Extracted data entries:
==================================================
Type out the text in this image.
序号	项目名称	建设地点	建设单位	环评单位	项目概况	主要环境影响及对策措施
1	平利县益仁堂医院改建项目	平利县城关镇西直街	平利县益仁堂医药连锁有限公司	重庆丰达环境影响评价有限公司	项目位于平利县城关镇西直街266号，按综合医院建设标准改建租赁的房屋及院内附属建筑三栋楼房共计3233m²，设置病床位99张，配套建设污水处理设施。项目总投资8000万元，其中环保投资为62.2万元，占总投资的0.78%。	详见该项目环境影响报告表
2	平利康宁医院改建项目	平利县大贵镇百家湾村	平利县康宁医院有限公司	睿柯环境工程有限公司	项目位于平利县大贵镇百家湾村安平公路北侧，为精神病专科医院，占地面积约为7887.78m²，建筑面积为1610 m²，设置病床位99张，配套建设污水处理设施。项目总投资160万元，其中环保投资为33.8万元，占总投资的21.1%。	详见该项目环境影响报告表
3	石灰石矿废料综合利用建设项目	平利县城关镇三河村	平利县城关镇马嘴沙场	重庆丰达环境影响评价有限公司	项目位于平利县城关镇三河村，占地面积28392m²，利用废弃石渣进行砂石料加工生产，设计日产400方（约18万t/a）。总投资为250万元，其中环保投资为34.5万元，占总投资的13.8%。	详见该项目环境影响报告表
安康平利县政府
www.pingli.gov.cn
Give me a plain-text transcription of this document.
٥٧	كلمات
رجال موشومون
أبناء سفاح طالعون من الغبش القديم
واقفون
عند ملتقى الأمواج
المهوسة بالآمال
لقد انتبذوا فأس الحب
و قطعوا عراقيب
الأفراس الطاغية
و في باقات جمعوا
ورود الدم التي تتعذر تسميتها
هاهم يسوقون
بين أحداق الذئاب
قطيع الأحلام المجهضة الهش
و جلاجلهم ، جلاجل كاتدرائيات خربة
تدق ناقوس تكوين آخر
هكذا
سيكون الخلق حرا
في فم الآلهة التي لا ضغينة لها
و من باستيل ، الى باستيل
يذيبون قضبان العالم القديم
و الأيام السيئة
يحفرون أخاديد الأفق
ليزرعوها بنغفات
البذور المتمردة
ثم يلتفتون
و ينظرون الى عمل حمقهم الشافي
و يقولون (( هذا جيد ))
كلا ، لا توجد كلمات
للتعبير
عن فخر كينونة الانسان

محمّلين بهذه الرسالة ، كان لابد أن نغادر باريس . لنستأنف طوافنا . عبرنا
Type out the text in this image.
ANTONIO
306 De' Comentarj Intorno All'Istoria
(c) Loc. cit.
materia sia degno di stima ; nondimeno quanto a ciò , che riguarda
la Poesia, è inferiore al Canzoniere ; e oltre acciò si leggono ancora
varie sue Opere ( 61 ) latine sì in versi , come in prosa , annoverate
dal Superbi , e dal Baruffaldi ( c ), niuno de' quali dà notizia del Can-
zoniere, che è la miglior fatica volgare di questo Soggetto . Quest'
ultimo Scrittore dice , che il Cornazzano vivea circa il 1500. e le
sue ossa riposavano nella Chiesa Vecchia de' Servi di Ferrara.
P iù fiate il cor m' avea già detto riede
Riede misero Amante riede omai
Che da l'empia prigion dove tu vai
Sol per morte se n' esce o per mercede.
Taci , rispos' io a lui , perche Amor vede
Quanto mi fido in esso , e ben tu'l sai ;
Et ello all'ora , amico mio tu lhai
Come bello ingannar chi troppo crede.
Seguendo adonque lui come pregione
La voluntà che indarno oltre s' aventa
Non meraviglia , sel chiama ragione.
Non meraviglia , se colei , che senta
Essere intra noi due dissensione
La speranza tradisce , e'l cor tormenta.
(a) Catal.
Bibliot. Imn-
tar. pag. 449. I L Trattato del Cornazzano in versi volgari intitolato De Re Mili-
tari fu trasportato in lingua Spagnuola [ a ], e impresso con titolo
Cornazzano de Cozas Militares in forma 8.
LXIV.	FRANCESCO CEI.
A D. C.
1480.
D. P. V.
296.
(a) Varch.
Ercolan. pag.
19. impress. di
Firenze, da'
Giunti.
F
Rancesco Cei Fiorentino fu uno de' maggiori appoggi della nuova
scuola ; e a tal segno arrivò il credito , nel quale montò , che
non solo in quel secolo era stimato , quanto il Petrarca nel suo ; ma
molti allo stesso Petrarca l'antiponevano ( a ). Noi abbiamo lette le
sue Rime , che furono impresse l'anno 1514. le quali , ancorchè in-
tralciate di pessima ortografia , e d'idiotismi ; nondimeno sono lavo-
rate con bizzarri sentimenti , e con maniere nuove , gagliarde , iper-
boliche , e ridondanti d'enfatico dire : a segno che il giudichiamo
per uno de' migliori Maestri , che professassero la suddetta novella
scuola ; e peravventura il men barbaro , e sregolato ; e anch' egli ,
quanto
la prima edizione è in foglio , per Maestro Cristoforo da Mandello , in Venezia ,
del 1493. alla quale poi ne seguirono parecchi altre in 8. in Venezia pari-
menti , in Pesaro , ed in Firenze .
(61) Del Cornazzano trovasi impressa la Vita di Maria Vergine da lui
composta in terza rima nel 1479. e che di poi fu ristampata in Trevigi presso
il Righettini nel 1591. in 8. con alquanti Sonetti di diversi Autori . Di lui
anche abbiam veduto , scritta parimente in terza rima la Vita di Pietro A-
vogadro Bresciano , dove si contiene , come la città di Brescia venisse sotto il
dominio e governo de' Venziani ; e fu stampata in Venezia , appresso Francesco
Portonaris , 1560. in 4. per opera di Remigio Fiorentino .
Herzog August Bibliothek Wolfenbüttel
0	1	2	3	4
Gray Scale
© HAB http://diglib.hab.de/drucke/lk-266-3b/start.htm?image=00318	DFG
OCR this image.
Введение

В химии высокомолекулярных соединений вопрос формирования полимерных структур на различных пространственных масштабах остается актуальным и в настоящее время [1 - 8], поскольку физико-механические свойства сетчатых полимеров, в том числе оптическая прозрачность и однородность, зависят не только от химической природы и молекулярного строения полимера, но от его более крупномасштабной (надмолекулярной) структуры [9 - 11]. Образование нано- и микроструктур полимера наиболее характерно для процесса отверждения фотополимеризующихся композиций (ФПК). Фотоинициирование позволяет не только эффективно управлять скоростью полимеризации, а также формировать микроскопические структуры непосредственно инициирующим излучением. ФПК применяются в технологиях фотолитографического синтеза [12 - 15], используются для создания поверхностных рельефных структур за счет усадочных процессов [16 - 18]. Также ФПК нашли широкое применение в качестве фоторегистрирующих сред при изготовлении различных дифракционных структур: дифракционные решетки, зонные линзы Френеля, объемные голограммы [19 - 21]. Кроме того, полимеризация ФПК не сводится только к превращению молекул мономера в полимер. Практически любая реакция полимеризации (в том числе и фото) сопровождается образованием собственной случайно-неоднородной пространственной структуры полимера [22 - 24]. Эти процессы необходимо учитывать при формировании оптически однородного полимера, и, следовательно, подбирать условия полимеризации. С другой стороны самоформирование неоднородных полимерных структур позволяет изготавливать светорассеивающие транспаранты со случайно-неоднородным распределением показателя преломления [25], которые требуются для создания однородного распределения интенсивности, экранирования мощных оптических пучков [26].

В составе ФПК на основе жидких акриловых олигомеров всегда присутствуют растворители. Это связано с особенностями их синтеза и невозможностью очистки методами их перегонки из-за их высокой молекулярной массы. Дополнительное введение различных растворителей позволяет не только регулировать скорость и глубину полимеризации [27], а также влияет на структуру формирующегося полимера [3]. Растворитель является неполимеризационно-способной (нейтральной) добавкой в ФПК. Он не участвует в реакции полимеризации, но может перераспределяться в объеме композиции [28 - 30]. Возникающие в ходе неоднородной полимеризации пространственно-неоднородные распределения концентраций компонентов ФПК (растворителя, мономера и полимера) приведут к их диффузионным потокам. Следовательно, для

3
==================================================
▶ _Instructions to follow_: Transcribe every record above exactly as it appears.

▶ _Task solution_:
Type out the text in this image.
序号	项目名称	建设地点	建设单位	环评单位	项目概况	主要环境影响及对策措施
1	平利县益仁堂医院改建项目	平利县城关镇西直街	平利县益仁堂医药连锁有限公司	重庆丰达环境影响评价有限公司	项目位于平利县城关镇西直街266号，按综合医院建设标准改建租赁的房屋及院内附属建筑三栋楼房共计3233m²，设置病床位99张，配套建设污水处理设施。项目总投资8000万元，其中环保投资为62.2万元，占总投资的0.78%。	详见该项目环境影响报告表
2	平利康宁医院改建项目	平利县大贵镇百家湾村	平利县康宁医院有限公司	睿柯环境工程有限公司	项目位于平利县大贵镇百家湾村安平公路北侧，为精神病专科医院，占地面积约为7887.78m²，建筑面积为1610 m²，设置病床位99张，配套建设污水处理设施。项目总投资160万元，其中环保投资为33.8万元，占总投资的21.1%。	详见该项目环境影响报告表
3	石灰石矿废料综合利用建设项目	平利县城关镇三河村	平利县城关镇马嘴沙场	重庆丰达环境影响评价有限公司	项目位于平利县城关镇三河村，占地面积28392m²，利用废弃石渣进行砂石料加工生产，设计日产400方（约18万t/a）。总投资为250万元，其中环保投资为34.5万元，占总投资的13.8%。	详见该项目环境影响报告表
安康平利县政府
www.pingli.gov.cn
Give me a plain-text transcription of this document.
٥٧	كلمات
رجال موشومون
أبناء سفاح طالعون من الغبش القديم
واقفون
عند ملتقى الأمواج
المهوسة بالآمال
لقد انتبذوا فأس الحب
و قطعوا عراقيب
الأفراس الطاغية
و في باقات جمعوا
ورود الدم التي تتعذر تسميتها
هاهم يسوقون
بين أحداق الذئاب
قطيع الأحلام المجهضة الهش
و جلاجلهم ، جلاجل كاتدرائيات خربة
تدق ناقوس تكوين آخر
هكذا
سيكون الخلق حرا
في فم الآلهة التي لا ضغينة لها
و من باستيل ، الى باستيل
يذيبون قضبان العالم القديم
و الأيام السيئة
يحفرون أخاديد الأفق
ليزرعوها بنغفات
البذور المتمردة
ثم يلتفتون
و ينظرون الى عمل حمقهم الشافي
و يقولون (( هذا جيد ))
كلا ، لا توجد كلمات
للتعبير
عن فخر كينونة الانسان

محمّلين بهذه الرسالة ، كان لابد أن نغادر باريس . لنستأنف طوافنا . عبرنا
Type out the text in this image.
ANTONIO
306 De' Comentarj Intorno All'Istoria
(c) Loc. cit.
materia sia degno di stima ; nondimeno quanto a ciò , che riguarda
la Poesia, è inferiore al Canzoniere ; e oltre acciò si leggono ancora
varie sue Opere ( 61 ) latine sì in versi , come in prosa , annoverate
dal Superbi , e dal Baruffaldi ( c ), niuno de' quali dà notizia del Can-
zoniere, che è la miglior fatica volgare di questo Soggetto . Quest'
ultimo Scrittore dice , che il Cornazzano vivea circa il 1500. e le
sue ossa riposavano nella Chiesa Vecchia de' Servi di Ferrara.
P iù fiate il cor m' avea già detto riede
Riede misero Amante riede omai
Che da l'empia prigion dove tu vai
Sol per morte se n' esce o per mercede.
Taci , rispos' io a lui , perche Amor vede
Quanto mi fido in esso , e ben tu'l sai ;
Et ello all'ora , amico mio tu lhai
Come bello ingannar chi troppo crede.
Seguendo adonque lui come pregione
La voluntà che indarno oltre s' aventa
Non meraviglia , sel chiama ragione.
Non meraviglia , se colei , che senta
Essere intra noi due dissensione
La speranza tradisce , e'l cor tormenta.
(a) Catal.
Bibliot. Imn-
tar. pag. 449. I L Trattato del Cornazzano in versi volgari intitolato De Re Mili-
tari fu trasportato in lingua Spagnuola [ a ], e impresso con titolo
Cornazzano de Cozas Militares in forma 8.
LXIV.	FRANCESCO CEI.
A D. C.
1480.
D. P. V.
296.
(a) Varch.
Ercolan. pag.
19. impress. di
Firenze, da'
Giunti.
F
Rancesco Cei Fiorentino fu uno de' maggiori appoggi della nuova
scuola ; e a tal segno arrivò il credito , nel quale montò , che
non solo in quel secolo era stimato , quanto il Petrarca nel suo ; ma
molti allo stesso Petrarca l'antiponevano ( a ). Noi abbiamo lette le
sue Rime , che furono impresse l'anno 1514. le quali , ancorchè in-
tralciate di pessima ortografia , e d'idiotismi ; nondimeno sono lavo-
rate con bizzarri sentimenti , e con maniere nuove , gagliarde , iper-
boliche , e ridondanti d'enfatico dire : a segno che il giudichiamo
per uno de' migliori Maestri , che professassero la suddetta novella
scuola ; e peravventura il men barbaro , e sregolato ; e anch' egli ,
quanto
la prima edizione è in foglio , per Maestro Cristoforo da Mandello , in Venezia ,
del 1493. alla quale poi ne seguirono parecchi altre in 8. in Venezia pari-
menti , in Pesaro , ed in Firenze .
(61) Del Cornazzano trovasi impressa la Vita di Maria Vergine da lui
composta in terza rima nel 1479. e che di poi fu ristampata in Trevigi presso
il Righettini nel 1591. in 8. con alquanti Sonetti di diversi Autori . Di lui
anche abbiam veduto , scritta parimente in terza rima la Vita di Pietro A-
vogadro Bresciano , dove si contiene , come la città di Brescia venisse sotto il
dominio e governo de' Venziani ; e fu stampata in Venezia , appresso Francesco
Portonaris , 1560. in 4. per opera di Remigio Fiorentino .
Herzog August Bibliothek Wolfenbüttel
0	1	2	3	4
Gray Scale
© HAB http://diglib.hab.de/drucke/lk-266-3b/start.htm?image=00318	DFG
OCR this image.
Введение

В химии высокомолекулярных соединений вопрос формирования полимерных структур на различных пространственных масштабах остается актуальным и в настоящее время [1 - 8], поскольку физико-механические свойства сетчатых полимеров, в том числе оптическая прозрачность и однородность, зависят не только от химической природы и молекулярного строения полимера, но от его более крупномасштабной (надмолекулярной) структуры [9 - 11]. Образование нано- и микроструктур полимера наиболее характерно для процесса отверждения фотополимеризующихся композиций (ФПК). Фотоинициирование позволяет не только эффективно управлять скоростью полимеризации, а также формировать микроскопические структуры непосредственно инициирующим излучением. ФПК применяются в технологиях фотолитографического синтеза [12 - 15], используются для создания поверхностных рельефных структур за счет усадочных процессов [16 - 18]. Также ФПК нашли широкое применение в качестве фоторегистрирующих сред при изготовлении различных дифракционных структур: дифракционные решетки, зонные линзы Френеля, объемные голограммы [19 - 21]. Кроме того, полимеризация ФПК не сводится только к превращению молекул мономера в полимер. Практически любая реакция полимеризации (в том числе и фото) сопровождается образованием собственной случайно-неоднородной пространственной структуры полимера [22 - 24]. Эти процессы необходимо учитывать при формировании оптически однородного полимера, и, следовательно, подбирать условия полимеризации. С другой стороны самоформирование неоднородных полимерных структур позволяет изготавливать светорассеивающие транспаранты со случайно-неоднородным распределением показателя преломления [25], которые требуются для создания однородного распределения интенсивности, экранирования мощных оптических пучков [26].

В составе ФПК на основе жидких акриловых олигомеров всегда присутствуют растворители. Это связано с особенностями их синтеза и невозможностью очистки методами их перегонки из-за их высокой молекулярной массы. Дополнительное введение различных растворителей позволяет не только регулировать скорость и глубину полимеризации [27], а также влияет на структуру формирующегося полимера [3]. Растворитель является неполимеризационно-способной (нейтральной) добавкой в ФПК. Он не участвует в реакции полимеризации, но может перераспределяться в объеме композиции [28 - 30]. Возникающие в ходе неоднородной полимеризации пространственно-неоднородные распределения концентраций компонентов ФПК (растворителя, мономера и полимера) приведут к их диффузионным потокам. Следовательно, для

3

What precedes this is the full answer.